#### [Exercise aim]
Select, from the material below, each line with "предков" in it.

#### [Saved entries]
— start —
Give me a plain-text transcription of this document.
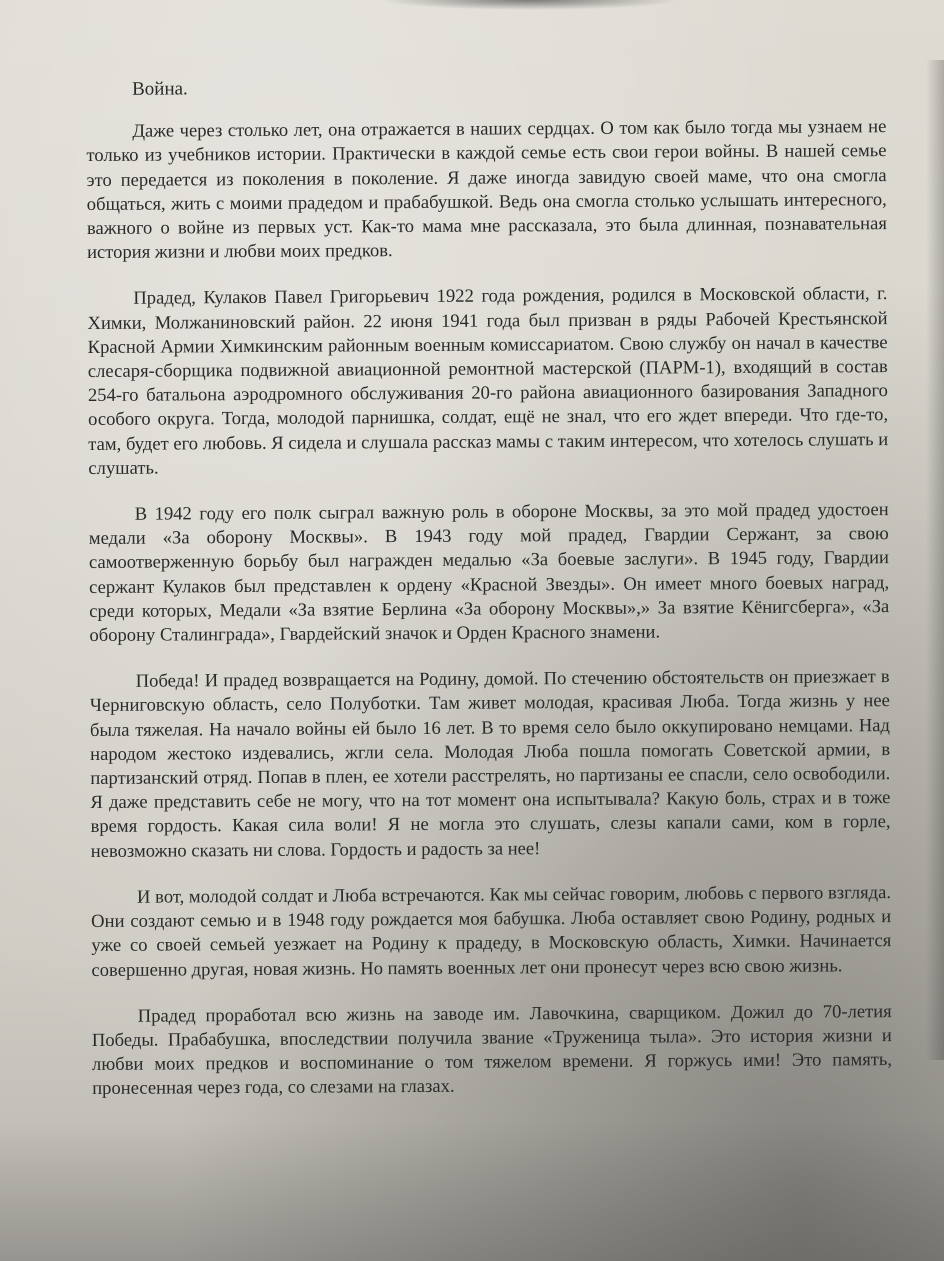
Война.

Даже через столько лет, она отражается в наших сердцах. О том как было тогда мы узнаем не только из учебников истории. Практически в каждой семье есть свои герои войны. В нашей семье это передается из поколения в поколение. Я даже иногда завидую своей маме, что она смогла общаться, жить с моими прадедом и прабабушкой. Ведь она смогла столько услышать интересного, важного о войне из первых уст. Как-то мама мне рассказала, это была длинная, познавательная история жизни и любви моих предков.

Прадед, Кулаков Павел Григорьевич 1922 года рождения, родился в Московской области, г. Химки, Молжаниновский район. 22 июня 1941 года был призван в ряды Рабочей Крестьянской Красной Армии Химкинским районным военным комиссариатом. Свою службу он начал в качестве слесаря-сборщика подвижной авиационной ремонтной мастерской (ПАРМ-1), входящий в состав 254-го батальона аэродромного обслуживания 20-го района авиационного базирования Западного особого округа. Тогда, молодой парнишка, солдат, ещё не знал, что его ждет впереди. Что где-то, там, будет его любовь. Я сидела и слушала рассказ мамы с таким интересом, что хотелось слушать и слушать.

В 1942 году его полк сыграл важную роль в обороне Москвы, за это мой прадед удостоен медали «За оборону Москвы». В 1943 году мой прадед, Гвардии Сержант, за свою самоотверженную борьбу был награжден медалью «За боевые заслуги». В 1945 году, Гвардии сержант Кулаков был представлен к ордену «Красной Звезды». Он имеет много боевых наград, среди которых, Медали «За взятие Берлина «За оборону Москвы»,» За взятие Кёнигсберга», «За оборону Сталинграда», Гвардейский значок и Орден Красного знамени.

Победа! И прадед возвращается на Родину, домой. По стечению обстоятельств он приезжает в Черниговскую область, село Полуботки. Там живет молодая, красивая Люба. Тогда жизнь у нее была тяжелая. На начало войны ей было 16 лет. В то время село было оккупировано немцами. Над народом жестоко издевались, жгли села. Молодая Люба пошла помогать Советской армии, в партизанский отряд. Попав в плен, ее хотели расстрелять, но партизаны ее спасли, село освободили. Я даже представить себе не могу, что на тот момент она испытывала? Какую боль, страх и в тоже время гордость. Какая сила воли! Я не могла это слушать, слезы капали сами, ком в горле, невозможно сказать ни слова. Гордость и радость за нее!

И вот, молодой солдат и Люба встречаются. Как мы сейчас говорим, любовь с первого взгляда. Они создают семью и в 1948 году рождается моя бабушка. Люба оставляет свою Родину, родных и уже со своей семьей уезжает на Родину к прадеду, в Московскую область, Химки. Начинается совершенно другая, новая жизнь. Но память военных лет они пронесут через всю свою жизнь.

Прадед проработал всю жизнь на заводе им. Лавочкина, сварщиком. Дожил до 70-летия Победы. Прабабушка, впоследствии получила звание «Труженица тыла». Это история жизни и любви моих предков и воспоминание о том тяжелом времени. Я горжусь ими! Это память, пронесенная через года, со слезами на глазах.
— end —
#### [Final result]
Даже через столько лет, она отражается в наших сердцах. О том как было тогда мы узнаем не только из учебников истории. Практически в каждой семье есть свои герои войны. В нашей семье это передается из поколения в поколение. Я даже иногда завидую своей маме, что она смогла общаться, жить с моими прадедом и прабабушкой. Ведь она смогла столько услышать интересного, важного о войне из первых уст. Как-то мама мне рассказала, это была длинная, познавательная история жизни и любви моих предков.
Прадед проработал всю жизнь на заводе им. Лавочкина, сварщиком. Дожил до 70-летия Победы. Прабабушка, впоследствии получила звание «Труженица тыла». Это история жизни и любви моих предков и воспоминание о том тяжелом времени. Я горжусь ими! Это память, пронесенная через года, со слезами на глазах.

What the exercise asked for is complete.